(Your objective): Exclude images, then output the remaining data verbatim.

(Data records):

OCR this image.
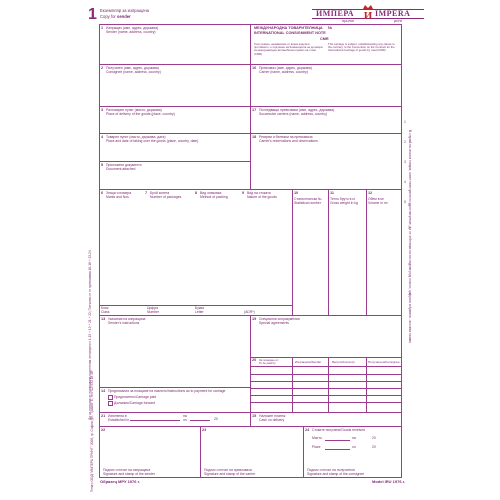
1 Екземпляр за изпращача
Copy for sender	ИМПЕРА И IMPERA
принт	print
1 Изпращач (име, адрес, държава)
Sender (name, address, country)
МЕЖДУНАРОДНА ТОВАРИТЕЛНИЦА №
INTERNATIONAL CONSIGNMENT NOTE
CMR
Този превоз, независимо от всяка клауза в противното, е подчинен на Конвенцията за договора за международен автомобилен превоз на стоки (CMR)
This carriage is subject, notwithstanding any clause to the contrary, to the Convention on the Contract for the International Carriage of goods by road (CMR)
2 Получател (име, адрес, държава)
Consignee (name, address, country)
16 Превозвач (име, адрес, държава)
Carrier (name, address, country)
3 Разтоварен пункт (място, държава)
Place of delivery of the goods (place, country)
17 Последващи превозвачи (име, адрес, държава)
Successive carriers (name, address, country)
4 Товарен пункт (място, държава, дата)
Place and date of taking over the goods (place, country, date)
18 Резерви и бележки на превозвача
Carrier's reservations and observations
5 Приложени документи
Document attached
6 Знаци и номера
Marks and Nos
7 Брой колета
Number of packages
8 Вид опаковка
Method of packing
9 Вид на стоката
Nature of the goods
10
Статистически №
Statistical number
11
Тегло бруто в кг
Gross weight in kg
12
Обем в м³
Volume in m³
Клас
Class
Цифра
Number
Буква
Letter	(ADR*)
13 Указания на изпращача
Sender's instructions
19 Специални споразумения
Special agreements
20 За плащане от:
To be paid by	Изпращача/Sender	Валута/Currency	Получателя/Consignee
14 Предписания за плащане на навлото/Instructions as to payment for carriage
Предплатено/Carriage paid
Дължимо/Carriage forward
21 Изготвена в
Established in
на
on	20
15 Наложен платеж
Cash on delivery
22	23	24 Стоките получени/Goods received
Място	на	20
Place	on	20
Подпис и печат на изпращача
Signature and stamp of the sender
Подпис и печат на превозвача
Signature and stamp of the carrier
Подпис и печат на получателя
Signature and stamp of the consignee
Образец МРУ 1976 г.	Model IRU 1976 г.
Да се попълва от превозвача под негова отговорност 1-15 + 19 + 21 + 22; Попълва се от превозвача 16-18 + 23-24
Печат: ООД "ИМПЕРА ПРИНТ" 2008, гр. София, ул. "Тракия" 6, тел. 02/ 931 18 10
В случай на опасни товари, освен евентуалното удостоверение, да се отбележи на последния ред: класът, цифрата и буквата - ако има такива
1
2
3
4
5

(The solution):
OCR this image.
1 Екземпляр за изпращача
Copy for sender	ИМПЕРА И IMPERA
принт	print
1 Изпращач (име, адрес, държава)
Sender (name, address, country)
МЕЖДУНАРОДНА ТОВАРИТЕЛНИЦА №
INTERNATIONAL CONSIGNMENT NOTE
CMR
Този превоз, независимо от всяка клауза в противното, е подчинен на Конвенцията за договора за международен автомобилен превоз на стоки (CMR)
This carriage is subject, notwithstanding any clause to the contrary, to the Convention on the Contract for the International Carriage of goods by road (CMR)
2 Получател (име, адрес, държава)
Consignee (name, address, country)
16 Превозвач (име, адрес, държава)
Carrier (name, address, country)
3 Разтоварен пункт (място, държава)
Place of delivery of the goods (place, country)
17 Последващи превозвачи (име, адрес, държава)
Successive carriers (name, address, country)
4 Товарен пункт (място, държава, дата)
Place and date of taking over the goods (place, country, date)
18 Резерви и бележки на превозвача
Carrier's reservations and observations
5 Приложени документи
Document attached
6 Знаци и номера
Marks and Nos
7 Брой колета
Number of packages
8 Вид опаковка
Method of packing
9 Вид на стоката
Nature of the goods
10
Статистически №
Statistical number
11
Тегло бруто в кг
Gross weight in kg
12
Обем в м³
Volume in m³
Клас
Class
Цифра
Number
Буква
Letter	(ADR*)
13 Указания на изпращача
Sender's instructions
19 Специални споразумения
Special agreements
20 За плащане от:
To be paid by	Изпращача/Sender	Валута/Currency	Получателя/Consignee
14 Предписания за плащане на навлото/Instructions as to payment for carriage
Предплатено/Carriage paid
Дължимо/Carriage forward
21 Изготвена в
Established in
на
on	20
15 Наложен платеж
Cash on delivery
22	23	24 Стоките получени/Goods received
Място	на	20
Place	on	20
Подпис и печат на изпращача
Signature and stamp of the sender
Подпис и печат на превозвача
Signature and stamp of the carrier
Подпис и печат на получателя
Signature and stamp of the consignee
Образец МРУ 1976 г.	Model IRU 1976 г.
Да се попълва от превозвача под негова отговорност 1-15 + 19 + 21 + 22; Попълва се от превозвача 16-18 + 23-24
Печат: ООД "ИМПЕРА ПРИНТ" 2008, гр. София, ул. "Тракия" 6, тел. 02/ 931 18 10
В случай на опасни товари, освен евентуалното удостоверение, да се отбележи на последния ред: класът, цифрата и буквата - ако има такива
1
2
3
4
5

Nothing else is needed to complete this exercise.